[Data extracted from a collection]
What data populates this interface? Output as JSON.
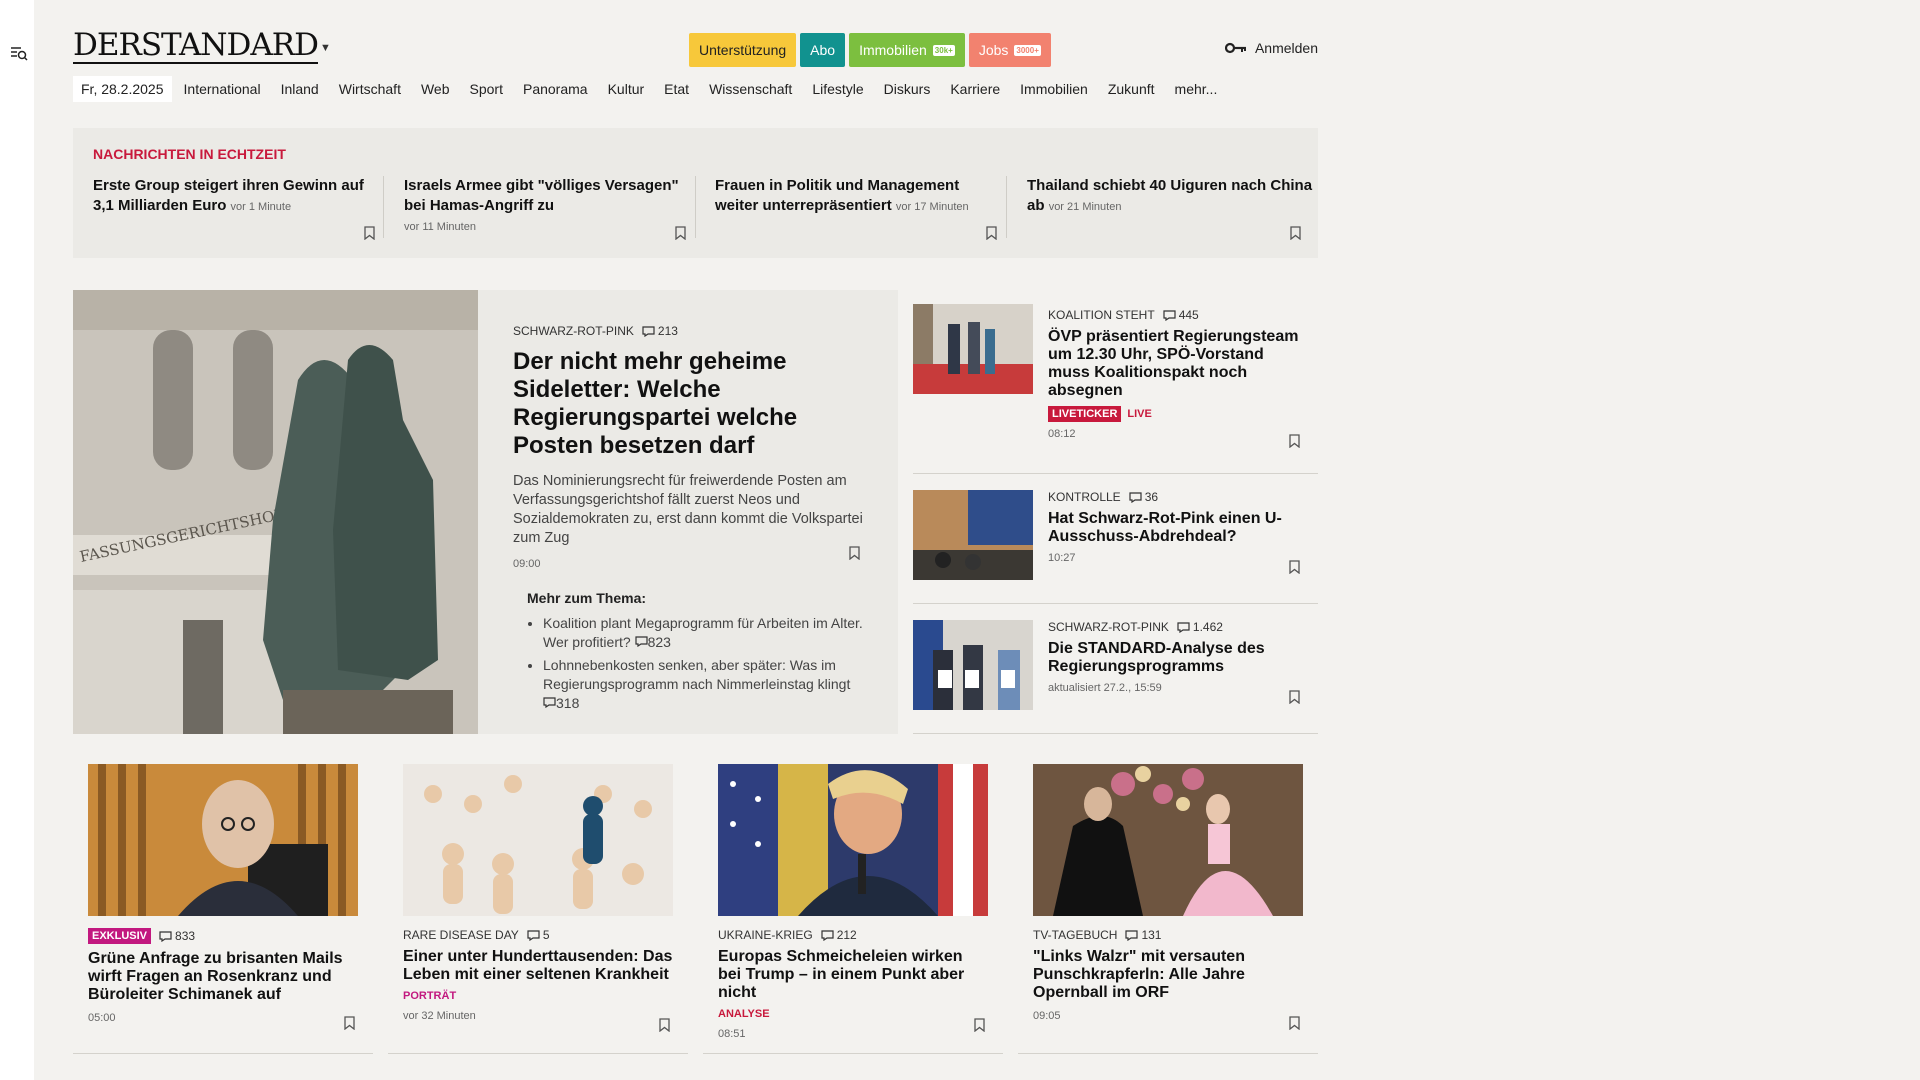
{
  "header": {
    "logo": "DERSTANDARD",
    "pills": [
      {
        "label": "Unterstützung",
        "count": ""
      },
      {
        "label": "Abo",
        "count": ""
      },
      {
        "label": "Immobilien",
        "count": "30k+"
      },
      {
        "label": "Jobs",
        "count": "3000+"
      }
    ],
    "login": "Anmelden"
  },
  "nav": {
    "date": "Fr, 28.2.2025",
    "items": [
      "International",
      "Inland",
      "Wirtschaft",
      "Web",
      "Sport",
      "Panorama",
      "Kultur",
      "Etat",
      "Wissenschaft",
      "Lifestyle",
      "Diskurs",
      "Karriere",
      "Immobilien",
      "Zukunft",
      "mehr..."
    ]
  },
  "ticker": {
    "title": "NACHRICHTEN IN ECHTZEIT",
    "items": [
      {
        "text": "Erste Group steigert ihren Gewinn auf 3,1 Milliarden Euro",
        "time": "vor 1 Minute"
      },
      {
        "text": "Israels Armee gibt \"völliges Versagen\" bei Hamas-Angriff zu",
        "time": "vor 11 Minuten"
      },
      {
        "text": "Frauen in Politik und Management weiter unterrepräsentiert",
        "time": "vor 17 Minuten"
      },
      {
        "text": "Thailand schiebt 40 Uiguren nach China ab",
        "time": "vor 21 Minuten"
      }
    ]
  },
  "hero": {
    "kicker": "SCHWARZ-ROT-PINK",
    "comments": "213",
    "title": "Der nicht mehr geheime Sideletter: Welche Regierungspartei welche Posten besetzen darf",
    "desc": "Das Nominierungsrecht für freiwerdende Posten am Verfassungsgerichtshof fällt zuerst Neos und Sozialdemokraten zu, erst dann kommt die Volkspartei zum Zug",
    "time": "09:00",
    "image_caption": "FASSUNGSGERICHTSHOF",
    "more_title": "Mehr zum Thema:",
    "more": [
      {
        "text": "Koalition plant Megaprogramm für Arbeiten im Alter. Wer profitiert?",
        "comments": "823"
      },
      {
        "text": "Lohnnebenkosten senken, aber später: Was im Regierungsprogramm nach Nimmerleinstag klingt",
        "comments": "318"
      }
    ]
  },
  "side": [
    {
      "kicker": "KOALITION STEHT",
      "comments": "445",
      "title": "ÖVP präsentiert Regierungsteam um 12.30 Uhr, SPÖ-Vorstand muss Koalitionspakt noch absegnen",
      "tag": "LIVETICKER",
      "live": "LIVE",
      "time": "08:12"
    },
    {
      "kicker": "KONTROLLE",
      "comments": "36",
      "title": "Hat Schwarz-Rot-Pink einen U-Ausschuss-Abdrehdeal?",
      "time": "10:27"
    },
    {
      "kicker": "SCHWARZ-ROT-PINK",
      "comments": "1.462",
      "title": "Die STANDARD-Analyse des Regierungsprogramms",
      "time": "aktualisiert 27.2., 15:59"
    }
  ],
  "cards": [
    {
      "badge": "EXKLUSIV",
      "comments": "833",
      "title": "Grüne Anfrage zu brisanten Mails wirft Fragen an Rosenkranz und Büroleiter Schimanek auf",
      "time": "05:00"
    },
    {
      "kicker": "RARE DISEASE DAY",
      "comments": "5",
      "title": "Einer unter Hunderttausenden: Das Leben mit einer seltenen Krankheit",
      "sub": "PORTRÄT",
      "time": "vor 32 Minuten"
    },
    {
      "kicker": "UKRAINE-KRIEG",
      "comments": "212",
      "title": "Europas Schmeicheleien wirken bei Trump – in einem Punkt aber nicht",
      "sub": "ANALYSE",
      "time": "08:51"
    },
    {
      "kicker": "TV-TAGEBUCH",
      "comments": "131",
      "title": "\"Links Walzr\" mit versauten Punschkrapferln: Alle Jahre Opernball im ORF",
      "time": "09:05"
    }
  ],
  "colors": {
    "accent": "#c8193c",
    "magenta": "#c2187f",
    "background": "#f3f2ef",
    "panel": "#ebeae6"
  }
}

* [What is required]
Determine the number of lines in the listing that contain the string "label". Write that number and nothing else.

* [Task answer]
4